__Input material__
►
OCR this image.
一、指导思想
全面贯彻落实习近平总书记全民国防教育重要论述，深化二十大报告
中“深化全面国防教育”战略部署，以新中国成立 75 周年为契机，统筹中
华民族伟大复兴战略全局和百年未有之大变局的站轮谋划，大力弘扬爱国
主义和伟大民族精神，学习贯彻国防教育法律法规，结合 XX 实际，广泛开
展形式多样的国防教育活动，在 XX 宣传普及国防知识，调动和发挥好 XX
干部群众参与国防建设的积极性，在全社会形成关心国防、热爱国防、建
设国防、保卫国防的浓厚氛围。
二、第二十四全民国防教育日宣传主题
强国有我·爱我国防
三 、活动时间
◄
►
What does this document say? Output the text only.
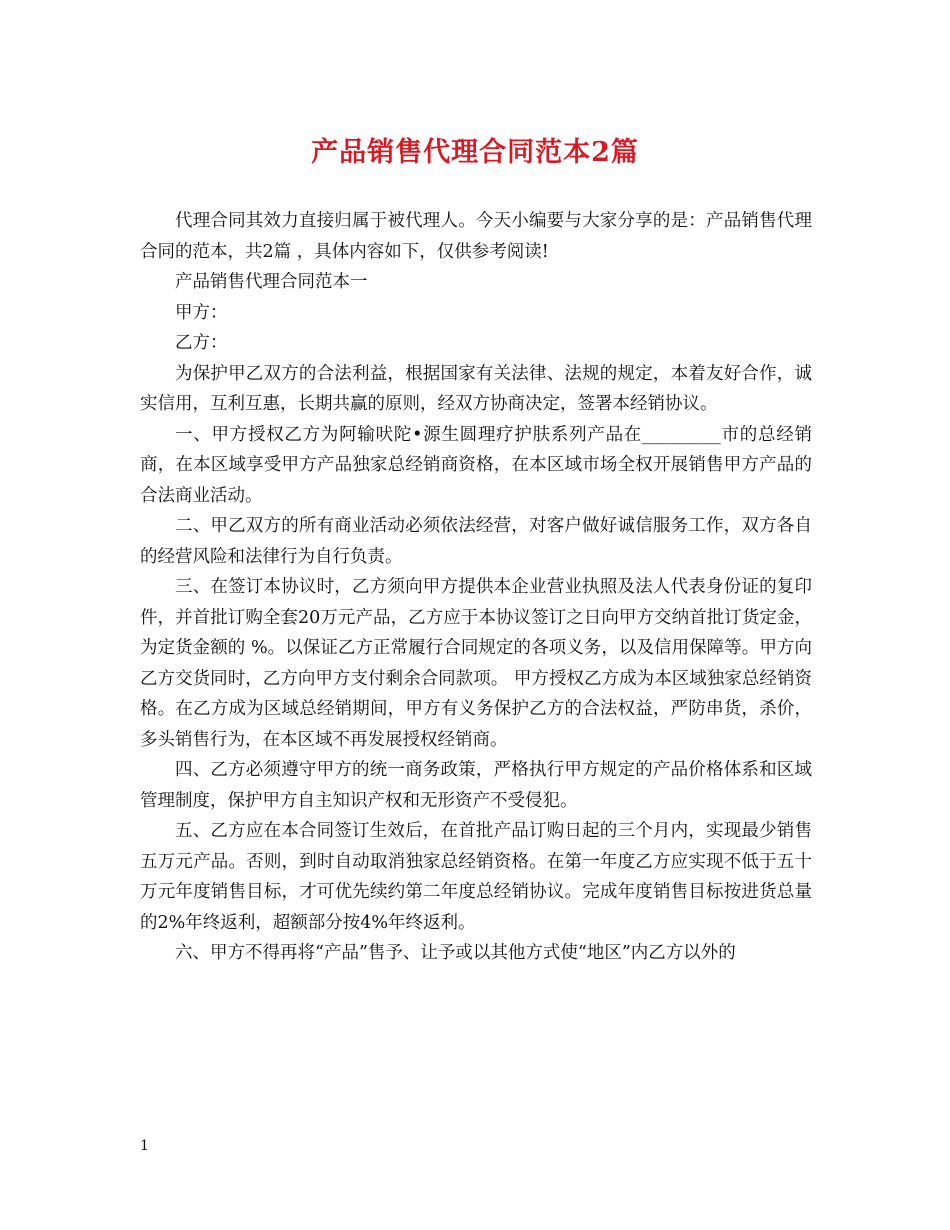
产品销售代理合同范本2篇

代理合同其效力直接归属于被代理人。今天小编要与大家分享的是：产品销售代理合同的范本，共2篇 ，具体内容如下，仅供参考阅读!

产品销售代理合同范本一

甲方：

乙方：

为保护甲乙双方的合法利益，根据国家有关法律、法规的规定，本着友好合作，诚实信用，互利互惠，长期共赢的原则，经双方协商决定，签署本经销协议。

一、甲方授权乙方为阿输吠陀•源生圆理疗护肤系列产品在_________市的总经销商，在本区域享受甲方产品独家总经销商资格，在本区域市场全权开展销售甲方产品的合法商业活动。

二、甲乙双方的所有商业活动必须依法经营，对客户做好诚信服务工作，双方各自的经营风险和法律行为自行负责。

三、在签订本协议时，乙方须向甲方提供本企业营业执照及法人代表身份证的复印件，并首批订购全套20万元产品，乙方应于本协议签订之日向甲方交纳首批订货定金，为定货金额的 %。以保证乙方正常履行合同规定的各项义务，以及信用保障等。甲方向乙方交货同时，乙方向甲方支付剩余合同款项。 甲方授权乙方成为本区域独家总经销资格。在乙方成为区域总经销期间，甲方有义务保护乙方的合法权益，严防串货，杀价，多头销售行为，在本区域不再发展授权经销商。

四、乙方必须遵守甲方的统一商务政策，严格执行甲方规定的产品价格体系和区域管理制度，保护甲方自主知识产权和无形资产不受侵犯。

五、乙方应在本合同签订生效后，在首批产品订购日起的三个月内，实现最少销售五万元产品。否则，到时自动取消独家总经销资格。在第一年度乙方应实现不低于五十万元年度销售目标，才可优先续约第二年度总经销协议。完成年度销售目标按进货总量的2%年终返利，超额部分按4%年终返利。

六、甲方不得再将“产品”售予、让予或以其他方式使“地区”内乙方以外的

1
◄
__Work to do__
Report how many lines in the records above contain the word "this", giving only the number.

__Written solution__
2